◆ EXERCISE INSTRUCTIONS ◆
Copy each line below that contains "from".

◆ Dataset items ◆
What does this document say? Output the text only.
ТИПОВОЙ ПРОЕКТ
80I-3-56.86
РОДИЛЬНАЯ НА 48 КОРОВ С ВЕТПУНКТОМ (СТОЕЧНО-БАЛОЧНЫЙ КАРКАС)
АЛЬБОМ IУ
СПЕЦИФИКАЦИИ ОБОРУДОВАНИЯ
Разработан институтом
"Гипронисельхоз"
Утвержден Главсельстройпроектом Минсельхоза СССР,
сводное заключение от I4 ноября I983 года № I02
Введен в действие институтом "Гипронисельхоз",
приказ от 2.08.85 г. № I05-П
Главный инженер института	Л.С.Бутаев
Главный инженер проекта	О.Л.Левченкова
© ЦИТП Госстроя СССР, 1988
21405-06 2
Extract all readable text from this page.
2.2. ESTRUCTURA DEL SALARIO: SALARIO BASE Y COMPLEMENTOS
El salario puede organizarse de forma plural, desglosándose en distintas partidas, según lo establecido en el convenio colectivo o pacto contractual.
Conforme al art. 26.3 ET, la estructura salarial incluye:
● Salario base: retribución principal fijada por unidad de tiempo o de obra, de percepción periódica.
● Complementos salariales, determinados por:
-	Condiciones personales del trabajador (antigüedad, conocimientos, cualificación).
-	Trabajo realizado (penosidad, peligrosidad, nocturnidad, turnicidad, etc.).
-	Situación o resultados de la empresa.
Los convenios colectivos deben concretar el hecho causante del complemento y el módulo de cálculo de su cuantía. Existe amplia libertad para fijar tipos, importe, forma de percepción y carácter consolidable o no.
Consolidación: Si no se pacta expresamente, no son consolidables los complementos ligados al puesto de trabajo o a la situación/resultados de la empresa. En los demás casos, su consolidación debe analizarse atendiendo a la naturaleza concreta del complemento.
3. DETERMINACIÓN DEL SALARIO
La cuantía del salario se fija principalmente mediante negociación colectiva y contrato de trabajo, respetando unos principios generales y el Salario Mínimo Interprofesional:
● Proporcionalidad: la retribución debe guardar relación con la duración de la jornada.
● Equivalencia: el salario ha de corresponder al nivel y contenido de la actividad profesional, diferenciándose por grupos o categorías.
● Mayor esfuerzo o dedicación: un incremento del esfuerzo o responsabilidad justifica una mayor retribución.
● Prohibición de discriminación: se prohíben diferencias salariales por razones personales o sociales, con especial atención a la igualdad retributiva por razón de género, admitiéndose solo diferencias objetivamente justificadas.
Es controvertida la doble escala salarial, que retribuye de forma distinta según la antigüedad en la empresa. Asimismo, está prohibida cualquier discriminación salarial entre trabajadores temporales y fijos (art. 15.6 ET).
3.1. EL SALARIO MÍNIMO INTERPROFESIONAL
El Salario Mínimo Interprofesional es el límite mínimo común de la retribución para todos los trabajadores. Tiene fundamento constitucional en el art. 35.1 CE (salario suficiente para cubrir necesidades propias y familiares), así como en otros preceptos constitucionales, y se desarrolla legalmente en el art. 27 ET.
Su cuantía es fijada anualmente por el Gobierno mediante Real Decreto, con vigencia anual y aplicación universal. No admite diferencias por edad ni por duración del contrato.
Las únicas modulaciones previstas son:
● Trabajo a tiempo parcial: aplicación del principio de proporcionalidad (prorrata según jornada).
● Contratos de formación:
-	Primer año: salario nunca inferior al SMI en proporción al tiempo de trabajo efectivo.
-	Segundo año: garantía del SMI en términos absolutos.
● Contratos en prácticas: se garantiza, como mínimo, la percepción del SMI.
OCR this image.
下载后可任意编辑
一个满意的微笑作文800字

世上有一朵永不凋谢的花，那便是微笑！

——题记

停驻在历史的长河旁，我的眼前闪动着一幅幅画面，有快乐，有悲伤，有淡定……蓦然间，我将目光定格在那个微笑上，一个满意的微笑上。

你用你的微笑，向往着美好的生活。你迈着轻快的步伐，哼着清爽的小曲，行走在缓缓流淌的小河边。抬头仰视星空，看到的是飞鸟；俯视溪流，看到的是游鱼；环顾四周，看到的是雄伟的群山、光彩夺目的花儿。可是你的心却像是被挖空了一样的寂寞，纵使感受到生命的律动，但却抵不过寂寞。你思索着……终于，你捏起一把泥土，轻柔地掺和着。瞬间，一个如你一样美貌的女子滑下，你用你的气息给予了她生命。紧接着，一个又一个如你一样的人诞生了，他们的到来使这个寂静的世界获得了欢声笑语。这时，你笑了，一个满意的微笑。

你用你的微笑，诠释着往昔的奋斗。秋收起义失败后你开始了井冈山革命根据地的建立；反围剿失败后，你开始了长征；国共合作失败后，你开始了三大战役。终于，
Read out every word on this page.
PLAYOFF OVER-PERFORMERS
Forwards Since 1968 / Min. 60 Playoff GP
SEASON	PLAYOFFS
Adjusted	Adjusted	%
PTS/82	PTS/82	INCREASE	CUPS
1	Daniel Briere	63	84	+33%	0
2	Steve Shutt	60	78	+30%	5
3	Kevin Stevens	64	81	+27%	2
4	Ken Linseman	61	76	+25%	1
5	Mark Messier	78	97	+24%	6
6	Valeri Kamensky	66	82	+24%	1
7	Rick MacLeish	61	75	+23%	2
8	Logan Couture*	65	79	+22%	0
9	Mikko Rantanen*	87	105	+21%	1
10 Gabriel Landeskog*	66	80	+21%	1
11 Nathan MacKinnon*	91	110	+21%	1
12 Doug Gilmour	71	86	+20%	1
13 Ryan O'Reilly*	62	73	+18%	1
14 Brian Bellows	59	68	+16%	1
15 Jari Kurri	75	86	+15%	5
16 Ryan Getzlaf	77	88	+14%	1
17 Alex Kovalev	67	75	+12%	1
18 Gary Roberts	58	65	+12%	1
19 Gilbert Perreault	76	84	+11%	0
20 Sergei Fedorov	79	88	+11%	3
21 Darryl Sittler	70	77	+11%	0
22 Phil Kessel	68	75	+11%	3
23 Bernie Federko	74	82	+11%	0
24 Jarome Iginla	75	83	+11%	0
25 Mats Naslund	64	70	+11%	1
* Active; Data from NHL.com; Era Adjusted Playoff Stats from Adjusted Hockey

◆ OUTPUT OF THE EXERCISE ◆
Extract all readable text from this page.
* Active; Data from NHL.com; Era Adjusted Playoff Stats from Adjusted Hockey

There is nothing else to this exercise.